Objective: Copy the data below exactly.

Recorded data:
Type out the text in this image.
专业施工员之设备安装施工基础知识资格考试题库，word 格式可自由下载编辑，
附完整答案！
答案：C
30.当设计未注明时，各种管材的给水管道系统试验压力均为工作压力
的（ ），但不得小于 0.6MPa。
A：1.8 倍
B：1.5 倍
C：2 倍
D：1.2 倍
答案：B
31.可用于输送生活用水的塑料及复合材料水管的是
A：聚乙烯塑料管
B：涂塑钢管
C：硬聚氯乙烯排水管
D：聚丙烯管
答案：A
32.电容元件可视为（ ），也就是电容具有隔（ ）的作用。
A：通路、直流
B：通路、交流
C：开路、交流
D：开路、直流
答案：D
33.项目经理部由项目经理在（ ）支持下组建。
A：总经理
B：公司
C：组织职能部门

Correct response:
Type out the text in this image.
专业施工员之设备安装施工基础知识资格考试题库，word 格式可自由下载编辑，
附完整答案！
答案：C
30.当设计未注明时，各种管材的给水管道系统试验压力均为工作压力
的（ ），但不得小于 0.6MPa。
A：1.8 倍
B：1.5 倍
C：2 倍
D：1.2 倍
答案：B
31.可用于输送生活用水的塑料及复合材料水管的是
A：聚乙烯塑料管
B：涂塑钢管
C：硬聚氯乙烯排水管
D：聚丙烯管
答案：A
32.电容元件可视为（ ），也就是电容具有隔（ ）的作用。
A：通路、直流
B：通路、交流
C：开路、交流
D：开路、直流
答案：D
33.项目经理部由项目经理在（ ）支持下组建。
A：总经理
B：公司
C：组织职能部门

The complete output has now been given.